There are better routes to do on Willard (eg: "Time Space", Across the Universe, but I have to admit that with the slab Variation(s) for P1, and with the replaced bolts on belays and P2, & 3 protection bolts (and on P4 if you continue as mentioned below) this is a very nice way to reach the Big Tree Ledge. Above that, to maintain the grade on good rock take either the Variation P8 or finish on Ground Control. The original P8 is probably presents unacceptable risk, even with the small red Blk Diamond TCU 20 ft below. Fall would be well over 60 ft with rope out, traverse rope, etc. Worse if the pivot-point-piton from 1966 pulls.

While the original P4 5.4 R/X traverse pitch is nice, even nicer is to continue on Star Trek for P4 and then do the Gamma Ray (5.5-5.6) variation [ or the Lost In Space (5.7+ R) variation] to the mid-cliff tree ledge; then walk right, down that ledge to pick up "Night Climb" at it's P5. In Jon Sykes' new guidebook (The NOTCHES, that's how he draws the route line, although the text is the line of FA.

As to "why no climbed", well as I said there are better routes, but also the 50-60 ft of "black band" on P2 has a bad reputation. It actually isn't bad by mountaineering standards, but can be freaky. You have to be able to distinguish the difference between what looks to be the easiest line and what's the safest line.

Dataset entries

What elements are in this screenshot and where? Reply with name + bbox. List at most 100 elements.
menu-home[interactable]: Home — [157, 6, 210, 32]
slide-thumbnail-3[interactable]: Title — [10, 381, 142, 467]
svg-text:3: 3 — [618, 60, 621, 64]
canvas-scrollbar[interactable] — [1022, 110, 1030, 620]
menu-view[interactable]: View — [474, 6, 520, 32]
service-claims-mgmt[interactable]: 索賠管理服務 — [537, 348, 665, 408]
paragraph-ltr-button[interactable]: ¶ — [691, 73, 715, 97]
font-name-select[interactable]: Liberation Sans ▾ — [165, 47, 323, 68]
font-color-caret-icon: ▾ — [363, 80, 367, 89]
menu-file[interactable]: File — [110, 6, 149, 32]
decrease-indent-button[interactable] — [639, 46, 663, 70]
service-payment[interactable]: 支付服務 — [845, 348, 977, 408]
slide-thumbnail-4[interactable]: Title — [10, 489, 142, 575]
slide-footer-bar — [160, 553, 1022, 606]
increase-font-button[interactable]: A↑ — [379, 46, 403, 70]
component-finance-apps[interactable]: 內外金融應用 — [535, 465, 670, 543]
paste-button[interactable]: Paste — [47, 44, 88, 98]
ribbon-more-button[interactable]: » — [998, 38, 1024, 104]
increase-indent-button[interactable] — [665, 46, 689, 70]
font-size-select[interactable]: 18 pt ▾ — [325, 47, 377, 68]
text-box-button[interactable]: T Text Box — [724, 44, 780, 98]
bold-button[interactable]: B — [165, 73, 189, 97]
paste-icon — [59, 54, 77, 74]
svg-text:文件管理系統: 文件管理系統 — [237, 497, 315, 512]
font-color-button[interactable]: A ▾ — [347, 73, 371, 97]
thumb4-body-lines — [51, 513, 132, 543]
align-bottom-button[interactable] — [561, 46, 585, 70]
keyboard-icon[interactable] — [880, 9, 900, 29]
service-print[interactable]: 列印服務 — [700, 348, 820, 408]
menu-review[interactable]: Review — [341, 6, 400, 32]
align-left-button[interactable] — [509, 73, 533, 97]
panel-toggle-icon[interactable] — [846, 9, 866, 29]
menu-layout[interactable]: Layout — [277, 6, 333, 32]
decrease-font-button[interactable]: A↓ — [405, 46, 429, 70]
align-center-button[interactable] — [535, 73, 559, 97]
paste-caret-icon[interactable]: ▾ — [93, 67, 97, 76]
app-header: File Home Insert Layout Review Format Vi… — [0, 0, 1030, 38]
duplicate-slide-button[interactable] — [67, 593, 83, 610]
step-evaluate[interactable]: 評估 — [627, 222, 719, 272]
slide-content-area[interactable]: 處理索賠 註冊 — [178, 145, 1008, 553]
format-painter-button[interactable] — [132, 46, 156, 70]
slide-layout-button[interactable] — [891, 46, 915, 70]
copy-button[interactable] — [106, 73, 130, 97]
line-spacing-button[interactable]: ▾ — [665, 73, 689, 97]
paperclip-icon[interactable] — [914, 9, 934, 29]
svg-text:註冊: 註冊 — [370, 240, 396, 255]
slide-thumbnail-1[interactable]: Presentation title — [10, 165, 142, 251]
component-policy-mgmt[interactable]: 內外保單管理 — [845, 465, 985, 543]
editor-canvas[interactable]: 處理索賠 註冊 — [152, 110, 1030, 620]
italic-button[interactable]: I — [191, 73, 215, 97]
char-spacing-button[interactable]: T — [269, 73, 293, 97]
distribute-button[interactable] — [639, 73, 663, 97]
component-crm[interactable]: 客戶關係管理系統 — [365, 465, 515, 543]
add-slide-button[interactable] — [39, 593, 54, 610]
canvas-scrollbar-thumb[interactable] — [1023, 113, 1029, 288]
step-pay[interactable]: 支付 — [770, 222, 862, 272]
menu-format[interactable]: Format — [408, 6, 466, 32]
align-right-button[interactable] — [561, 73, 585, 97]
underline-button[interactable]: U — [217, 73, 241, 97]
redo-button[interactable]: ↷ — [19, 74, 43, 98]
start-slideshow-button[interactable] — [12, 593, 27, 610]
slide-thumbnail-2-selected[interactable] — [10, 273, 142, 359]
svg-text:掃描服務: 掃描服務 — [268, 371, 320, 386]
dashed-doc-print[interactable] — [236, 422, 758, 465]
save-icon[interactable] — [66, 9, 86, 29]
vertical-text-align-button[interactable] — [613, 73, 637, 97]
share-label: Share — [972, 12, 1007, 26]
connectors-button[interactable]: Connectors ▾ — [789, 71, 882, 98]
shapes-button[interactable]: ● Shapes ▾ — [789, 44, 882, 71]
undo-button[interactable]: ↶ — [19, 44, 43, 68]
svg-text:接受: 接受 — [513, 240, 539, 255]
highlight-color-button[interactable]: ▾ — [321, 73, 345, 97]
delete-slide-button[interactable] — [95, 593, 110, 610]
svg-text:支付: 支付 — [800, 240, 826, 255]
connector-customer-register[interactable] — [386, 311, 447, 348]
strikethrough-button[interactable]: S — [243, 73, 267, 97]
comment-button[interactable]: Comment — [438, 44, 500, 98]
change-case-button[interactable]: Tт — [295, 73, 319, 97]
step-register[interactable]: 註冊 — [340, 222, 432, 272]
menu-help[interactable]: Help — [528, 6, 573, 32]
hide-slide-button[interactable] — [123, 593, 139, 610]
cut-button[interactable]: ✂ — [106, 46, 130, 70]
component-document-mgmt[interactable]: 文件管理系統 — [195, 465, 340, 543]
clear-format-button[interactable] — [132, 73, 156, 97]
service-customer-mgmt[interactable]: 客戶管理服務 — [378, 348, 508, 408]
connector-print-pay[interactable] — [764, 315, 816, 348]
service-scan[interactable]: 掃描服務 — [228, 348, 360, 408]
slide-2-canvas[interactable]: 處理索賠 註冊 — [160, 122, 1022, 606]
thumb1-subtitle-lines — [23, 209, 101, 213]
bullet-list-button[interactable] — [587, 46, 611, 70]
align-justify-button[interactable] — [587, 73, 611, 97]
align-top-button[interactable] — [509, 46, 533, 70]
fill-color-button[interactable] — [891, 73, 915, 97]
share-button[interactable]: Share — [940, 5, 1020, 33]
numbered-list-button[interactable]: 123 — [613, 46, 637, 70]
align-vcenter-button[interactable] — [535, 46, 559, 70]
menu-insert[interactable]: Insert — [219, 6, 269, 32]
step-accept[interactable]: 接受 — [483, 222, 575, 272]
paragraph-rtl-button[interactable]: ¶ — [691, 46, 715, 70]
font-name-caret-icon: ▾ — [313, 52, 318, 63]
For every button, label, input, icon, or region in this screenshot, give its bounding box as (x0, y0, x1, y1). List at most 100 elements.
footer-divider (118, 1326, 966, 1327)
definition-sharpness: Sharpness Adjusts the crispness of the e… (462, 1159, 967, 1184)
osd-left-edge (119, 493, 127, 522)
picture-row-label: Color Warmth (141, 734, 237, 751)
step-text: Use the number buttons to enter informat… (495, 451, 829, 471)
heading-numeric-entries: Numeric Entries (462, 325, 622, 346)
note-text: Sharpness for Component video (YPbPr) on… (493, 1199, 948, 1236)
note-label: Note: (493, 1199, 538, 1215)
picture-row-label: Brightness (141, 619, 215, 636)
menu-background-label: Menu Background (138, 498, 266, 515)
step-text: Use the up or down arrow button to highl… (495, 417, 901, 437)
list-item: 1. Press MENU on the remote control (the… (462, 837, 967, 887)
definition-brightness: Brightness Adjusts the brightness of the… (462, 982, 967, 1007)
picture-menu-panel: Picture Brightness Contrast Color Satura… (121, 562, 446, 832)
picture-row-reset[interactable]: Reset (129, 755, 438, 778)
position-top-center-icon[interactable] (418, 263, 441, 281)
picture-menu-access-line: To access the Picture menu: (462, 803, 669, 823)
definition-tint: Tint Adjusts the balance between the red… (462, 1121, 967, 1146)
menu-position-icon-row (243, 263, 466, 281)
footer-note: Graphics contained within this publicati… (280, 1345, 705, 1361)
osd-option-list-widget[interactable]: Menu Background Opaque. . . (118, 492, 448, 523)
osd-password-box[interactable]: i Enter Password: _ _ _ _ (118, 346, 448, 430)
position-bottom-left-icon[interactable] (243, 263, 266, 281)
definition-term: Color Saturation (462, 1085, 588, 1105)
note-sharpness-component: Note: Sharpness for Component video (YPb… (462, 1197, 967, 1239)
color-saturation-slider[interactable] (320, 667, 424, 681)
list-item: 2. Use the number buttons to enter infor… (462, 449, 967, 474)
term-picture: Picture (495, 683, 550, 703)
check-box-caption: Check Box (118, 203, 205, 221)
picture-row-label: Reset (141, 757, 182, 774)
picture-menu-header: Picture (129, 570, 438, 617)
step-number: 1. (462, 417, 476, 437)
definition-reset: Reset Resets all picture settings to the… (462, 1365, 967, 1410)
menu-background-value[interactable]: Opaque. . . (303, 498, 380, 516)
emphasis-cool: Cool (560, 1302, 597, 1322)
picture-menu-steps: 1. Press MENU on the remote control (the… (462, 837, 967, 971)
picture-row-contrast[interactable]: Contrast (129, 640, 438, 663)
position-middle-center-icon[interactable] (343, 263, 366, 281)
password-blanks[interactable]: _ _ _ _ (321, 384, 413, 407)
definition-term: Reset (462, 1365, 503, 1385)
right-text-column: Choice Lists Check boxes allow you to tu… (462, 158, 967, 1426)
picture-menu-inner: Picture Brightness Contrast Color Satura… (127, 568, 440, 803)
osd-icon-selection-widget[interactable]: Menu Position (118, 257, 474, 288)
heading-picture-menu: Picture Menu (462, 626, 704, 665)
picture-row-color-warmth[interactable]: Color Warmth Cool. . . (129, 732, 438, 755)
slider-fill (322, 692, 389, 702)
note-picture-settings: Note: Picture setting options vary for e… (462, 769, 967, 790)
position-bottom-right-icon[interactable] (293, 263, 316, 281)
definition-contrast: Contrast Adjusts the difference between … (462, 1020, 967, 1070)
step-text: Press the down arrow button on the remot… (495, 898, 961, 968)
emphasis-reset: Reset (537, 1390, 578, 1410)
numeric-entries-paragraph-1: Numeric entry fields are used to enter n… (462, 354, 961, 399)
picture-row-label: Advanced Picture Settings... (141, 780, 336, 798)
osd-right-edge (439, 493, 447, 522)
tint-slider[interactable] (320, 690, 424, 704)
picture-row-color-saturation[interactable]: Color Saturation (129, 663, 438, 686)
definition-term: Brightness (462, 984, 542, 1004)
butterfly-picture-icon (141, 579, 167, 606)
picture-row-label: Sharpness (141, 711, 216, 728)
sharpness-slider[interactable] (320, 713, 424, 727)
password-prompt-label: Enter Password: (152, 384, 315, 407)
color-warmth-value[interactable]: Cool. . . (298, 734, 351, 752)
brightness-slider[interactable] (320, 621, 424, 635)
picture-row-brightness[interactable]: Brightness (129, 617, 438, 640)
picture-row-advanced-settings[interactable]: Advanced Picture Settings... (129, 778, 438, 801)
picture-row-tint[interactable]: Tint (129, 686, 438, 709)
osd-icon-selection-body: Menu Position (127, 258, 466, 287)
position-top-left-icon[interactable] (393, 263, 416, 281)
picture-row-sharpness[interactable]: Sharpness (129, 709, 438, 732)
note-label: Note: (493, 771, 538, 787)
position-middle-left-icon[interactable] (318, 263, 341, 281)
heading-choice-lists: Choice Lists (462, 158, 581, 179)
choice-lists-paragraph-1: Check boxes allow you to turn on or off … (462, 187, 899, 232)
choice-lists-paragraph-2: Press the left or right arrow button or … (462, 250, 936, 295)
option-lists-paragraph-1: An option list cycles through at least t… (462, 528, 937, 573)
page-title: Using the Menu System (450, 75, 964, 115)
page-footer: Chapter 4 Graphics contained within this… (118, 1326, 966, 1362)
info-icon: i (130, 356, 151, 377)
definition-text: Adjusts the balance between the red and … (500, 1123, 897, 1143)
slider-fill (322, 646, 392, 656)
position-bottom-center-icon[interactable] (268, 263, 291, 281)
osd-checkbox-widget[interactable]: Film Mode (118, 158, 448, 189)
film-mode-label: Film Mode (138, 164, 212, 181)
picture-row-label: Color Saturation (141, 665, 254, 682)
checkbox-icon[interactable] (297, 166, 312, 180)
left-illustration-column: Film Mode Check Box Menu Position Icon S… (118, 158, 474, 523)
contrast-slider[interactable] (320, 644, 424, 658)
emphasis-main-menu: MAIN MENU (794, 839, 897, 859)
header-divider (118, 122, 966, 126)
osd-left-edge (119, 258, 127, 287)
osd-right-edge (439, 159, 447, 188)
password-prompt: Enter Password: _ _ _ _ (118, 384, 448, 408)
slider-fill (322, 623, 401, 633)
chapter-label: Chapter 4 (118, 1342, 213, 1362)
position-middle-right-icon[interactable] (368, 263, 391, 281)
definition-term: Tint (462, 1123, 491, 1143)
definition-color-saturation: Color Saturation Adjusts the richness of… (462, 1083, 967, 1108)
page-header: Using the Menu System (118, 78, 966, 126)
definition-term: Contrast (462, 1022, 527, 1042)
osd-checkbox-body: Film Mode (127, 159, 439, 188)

To do
- a) From the climbing route text, reproduce the passage from "While the original" up to and including "the safest line.".
- b) Leaving out anything the climbing route text calls a variation, list every route it mentions by name.
- c) According to the climbing route text, how long is the stretch of "black band" on P2?

Responses by task
- a)
While the original P4 5.4 R/X traverse pitch is nice, even nicer is to continue on Star Trek for P4 and then do the Gamma Ray (5.5-5.6) variation [ or the Lost In Space (5.7+ R) variation] to the mid-cliff tree ledge; then walk right, down that ledge to pick up "Night Climb" at it's P5. In Jon Sykes' new guidebook (The NOTCHES, that's how he draws the route line, although the text is the line of FA.

As to "why no climbed", well as I said there are better routes, but also the 50-60 ft of "black band" on P2 has a bad reputation. It actually isn't bad by mountaineering standards, but can be freaky. You have to be able to distinguish the difference between what looks to be the easiest line and what's the safest line.

- b) Time Space, Across the Universe, Ground Control, Star Trek, Night Climb

- c) It is 50-60 ft long.